Report how many lines contain "failed", with no other words.

[Data records]

• • • • •

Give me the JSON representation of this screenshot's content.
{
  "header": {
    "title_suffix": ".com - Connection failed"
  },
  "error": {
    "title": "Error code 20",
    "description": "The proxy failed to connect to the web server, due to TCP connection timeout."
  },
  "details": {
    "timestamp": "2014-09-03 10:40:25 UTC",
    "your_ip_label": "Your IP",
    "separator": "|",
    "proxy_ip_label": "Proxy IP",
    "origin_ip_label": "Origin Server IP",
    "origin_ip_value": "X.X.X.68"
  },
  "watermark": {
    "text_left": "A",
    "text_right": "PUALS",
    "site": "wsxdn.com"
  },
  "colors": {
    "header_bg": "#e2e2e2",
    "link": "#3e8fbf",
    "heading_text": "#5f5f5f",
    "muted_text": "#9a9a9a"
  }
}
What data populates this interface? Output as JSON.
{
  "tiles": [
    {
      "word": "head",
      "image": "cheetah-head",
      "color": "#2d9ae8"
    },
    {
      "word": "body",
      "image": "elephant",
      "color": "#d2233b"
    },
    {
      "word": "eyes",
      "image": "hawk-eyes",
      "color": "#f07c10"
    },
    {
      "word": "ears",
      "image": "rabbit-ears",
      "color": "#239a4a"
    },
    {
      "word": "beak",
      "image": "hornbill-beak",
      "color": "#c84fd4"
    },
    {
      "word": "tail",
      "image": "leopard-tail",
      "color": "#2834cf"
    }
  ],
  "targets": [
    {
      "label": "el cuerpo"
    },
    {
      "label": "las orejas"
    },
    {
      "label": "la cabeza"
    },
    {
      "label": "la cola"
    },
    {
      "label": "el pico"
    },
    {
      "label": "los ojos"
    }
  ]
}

• • • • •

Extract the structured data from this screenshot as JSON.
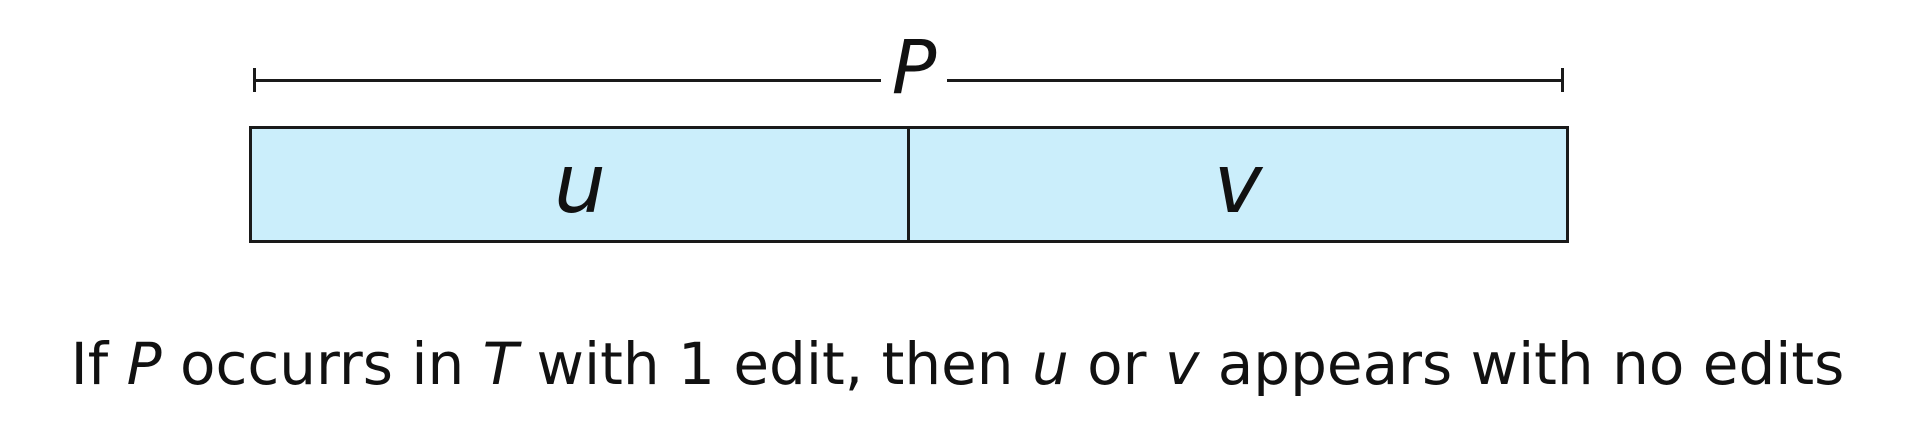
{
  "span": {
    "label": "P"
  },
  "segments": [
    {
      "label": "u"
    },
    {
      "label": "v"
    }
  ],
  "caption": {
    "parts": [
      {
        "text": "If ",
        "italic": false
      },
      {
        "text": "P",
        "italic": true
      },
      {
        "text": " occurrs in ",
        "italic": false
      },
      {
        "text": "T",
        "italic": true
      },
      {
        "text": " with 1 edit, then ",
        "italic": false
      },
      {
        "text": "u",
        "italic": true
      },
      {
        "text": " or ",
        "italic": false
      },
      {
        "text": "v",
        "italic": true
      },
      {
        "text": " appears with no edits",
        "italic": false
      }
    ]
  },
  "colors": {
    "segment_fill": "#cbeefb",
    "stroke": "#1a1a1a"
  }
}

• • • • •

**RESULT BELOW:** 2